▶ _Set exercise 1_
According to the biography of Prince Esper Beloselsky-Belozersky, where were the 1912 Summer Olympics at which he represented Russia held?
▶ _Set exercise 2_
Decide whether each statement agrees with the biography of Prince Esper Beloselsky-Belozersky, answering yes or no and quoting the deciding words: (a) he won the bronze in the 10 Metre; (b) his brother Sergei was a member of the International Olympic Committee; (c) the Kronstadt naval base lay inside Petrograd.

▶ _Extract provided_
--------------------
Prince Esper Konstantinovich Beloselsky-Belozersky (20 October 1870 – 5 January 1921) was a prince and sailor from Russia, who represented his native country at the 1912 Summer Olympics in Nynäshamn, Sweden. Beloselsky took the bronze in the 10 Metre.

His brother  Sergei was member of the International Olympic Committee.

Biography
Prince Esper Konstantinovich was an officer of the Baltic Fleet in the elite "Guarde-Marine" corps and had served as an officer on the imperial yachts  and  (both had served the Emperor and his family until the Standart was built, after which the more modern of the older two, the Polar Star served exclusively the Dowager Empress, Maria Feodorovna, mother of Nikolai II). During the violent first mutinies by the Baltic Fleet's sailors, based in Kronstadt island naval base outside of Petrograd, Esper Konstantinovich barely avoided capture – and likely murder – by the sailors.
--------------------
Bounding box annotations
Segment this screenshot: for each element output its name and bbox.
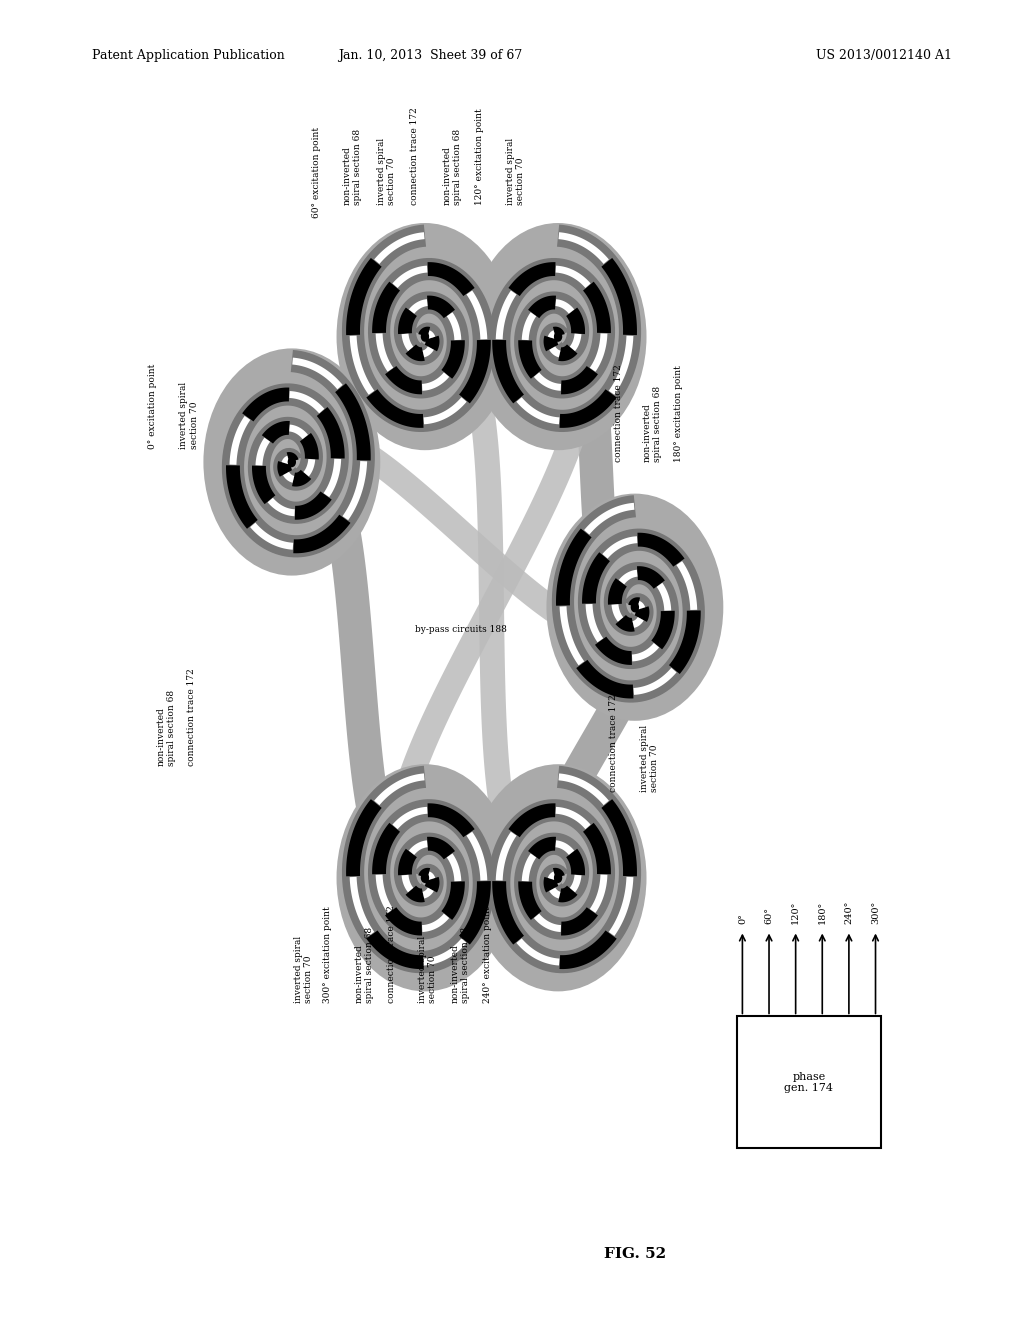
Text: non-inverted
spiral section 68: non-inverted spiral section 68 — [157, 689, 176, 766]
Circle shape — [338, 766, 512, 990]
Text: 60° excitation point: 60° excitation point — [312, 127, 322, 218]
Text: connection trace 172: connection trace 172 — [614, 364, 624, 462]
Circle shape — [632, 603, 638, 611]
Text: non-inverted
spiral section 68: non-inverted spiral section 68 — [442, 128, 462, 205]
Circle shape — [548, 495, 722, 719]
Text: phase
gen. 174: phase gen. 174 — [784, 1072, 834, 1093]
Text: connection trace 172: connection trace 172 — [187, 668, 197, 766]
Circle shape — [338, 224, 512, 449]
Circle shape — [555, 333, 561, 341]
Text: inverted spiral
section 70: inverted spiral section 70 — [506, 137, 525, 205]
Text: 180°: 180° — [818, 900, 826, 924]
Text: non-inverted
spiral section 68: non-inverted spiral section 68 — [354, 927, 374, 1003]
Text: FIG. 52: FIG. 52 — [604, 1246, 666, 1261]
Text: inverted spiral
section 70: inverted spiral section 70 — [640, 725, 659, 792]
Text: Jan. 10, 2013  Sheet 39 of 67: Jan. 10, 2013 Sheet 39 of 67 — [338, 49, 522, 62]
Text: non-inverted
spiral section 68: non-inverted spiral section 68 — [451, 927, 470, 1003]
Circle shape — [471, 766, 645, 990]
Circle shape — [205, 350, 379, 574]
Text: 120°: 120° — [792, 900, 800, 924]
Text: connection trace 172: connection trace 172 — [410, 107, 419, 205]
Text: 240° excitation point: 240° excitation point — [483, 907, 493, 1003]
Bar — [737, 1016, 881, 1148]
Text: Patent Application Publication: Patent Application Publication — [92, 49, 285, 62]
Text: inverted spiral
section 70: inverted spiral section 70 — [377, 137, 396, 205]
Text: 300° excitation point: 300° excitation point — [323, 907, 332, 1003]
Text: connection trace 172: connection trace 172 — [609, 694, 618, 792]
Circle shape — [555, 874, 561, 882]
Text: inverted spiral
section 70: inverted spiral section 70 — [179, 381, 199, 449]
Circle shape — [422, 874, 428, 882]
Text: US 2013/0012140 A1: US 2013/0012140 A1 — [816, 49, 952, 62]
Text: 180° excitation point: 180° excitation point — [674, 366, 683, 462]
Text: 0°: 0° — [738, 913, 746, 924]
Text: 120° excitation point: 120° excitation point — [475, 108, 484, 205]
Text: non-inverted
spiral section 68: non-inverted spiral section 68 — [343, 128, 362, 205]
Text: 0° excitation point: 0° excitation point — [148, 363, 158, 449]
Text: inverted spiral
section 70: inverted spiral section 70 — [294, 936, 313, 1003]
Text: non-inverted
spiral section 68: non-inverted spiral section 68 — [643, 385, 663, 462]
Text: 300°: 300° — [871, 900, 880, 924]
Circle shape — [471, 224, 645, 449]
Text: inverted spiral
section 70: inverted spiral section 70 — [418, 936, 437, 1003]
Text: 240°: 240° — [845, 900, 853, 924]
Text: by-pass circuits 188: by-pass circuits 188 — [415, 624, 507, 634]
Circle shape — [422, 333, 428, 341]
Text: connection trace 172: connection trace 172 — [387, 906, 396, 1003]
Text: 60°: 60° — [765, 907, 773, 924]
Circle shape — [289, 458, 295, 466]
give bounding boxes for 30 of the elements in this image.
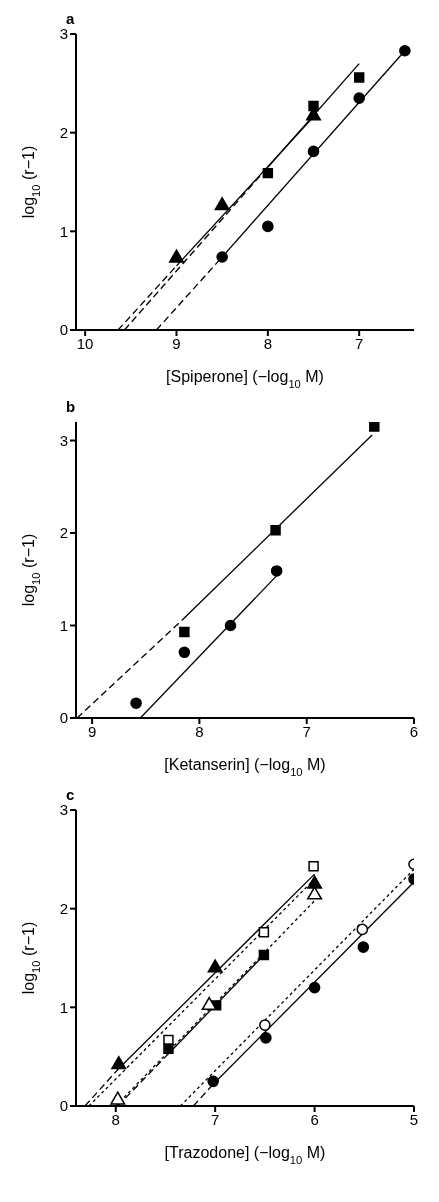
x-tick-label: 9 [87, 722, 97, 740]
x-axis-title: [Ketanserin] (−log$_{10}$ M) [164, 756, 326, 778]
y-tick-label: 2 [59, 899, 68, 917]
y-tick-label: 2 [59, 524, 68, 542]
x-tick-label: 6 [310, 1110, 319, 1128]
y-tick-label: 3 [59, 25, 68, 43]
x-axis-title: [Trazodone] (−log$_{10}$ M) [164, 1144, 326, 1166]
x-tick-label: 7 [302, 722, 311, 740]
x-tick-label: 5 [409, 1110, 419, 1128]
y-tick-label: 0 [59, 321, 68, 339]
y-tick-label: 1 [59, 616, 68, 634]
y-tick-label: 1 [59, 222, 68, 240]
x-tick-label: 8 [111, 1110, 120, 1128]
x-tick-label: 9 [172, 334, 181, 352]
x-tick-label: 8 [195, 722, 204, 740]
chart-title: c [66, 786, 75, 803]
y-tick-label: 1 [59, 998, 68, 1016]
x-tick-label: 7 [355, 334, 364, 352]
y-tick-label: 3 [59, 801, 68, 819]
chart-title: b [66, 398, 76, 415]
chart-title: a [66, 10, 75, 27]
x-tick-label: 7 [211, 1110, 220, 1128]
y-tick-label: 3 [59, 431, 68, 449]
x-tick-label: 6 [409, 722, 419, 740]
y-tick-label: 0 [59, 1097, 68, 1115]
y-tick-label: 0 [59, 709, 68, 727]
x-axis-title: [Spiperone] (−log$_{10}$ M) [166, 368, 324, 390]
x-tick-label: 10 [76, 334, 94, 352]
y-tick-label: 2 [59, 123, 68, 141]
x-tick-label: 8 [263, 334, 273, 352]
--------------------
▶ _Correct result 1_
Nynäshamn, Sweden.

▶ _Correct result 2_
(a) Yes: "Beloselsky took the bronze in the 10 Metre."
(b) Yes: "His brother  Sergei was member of the International Olympic Committee."
(c) No: "based in Kronstadt island naval base outside of Petrograd"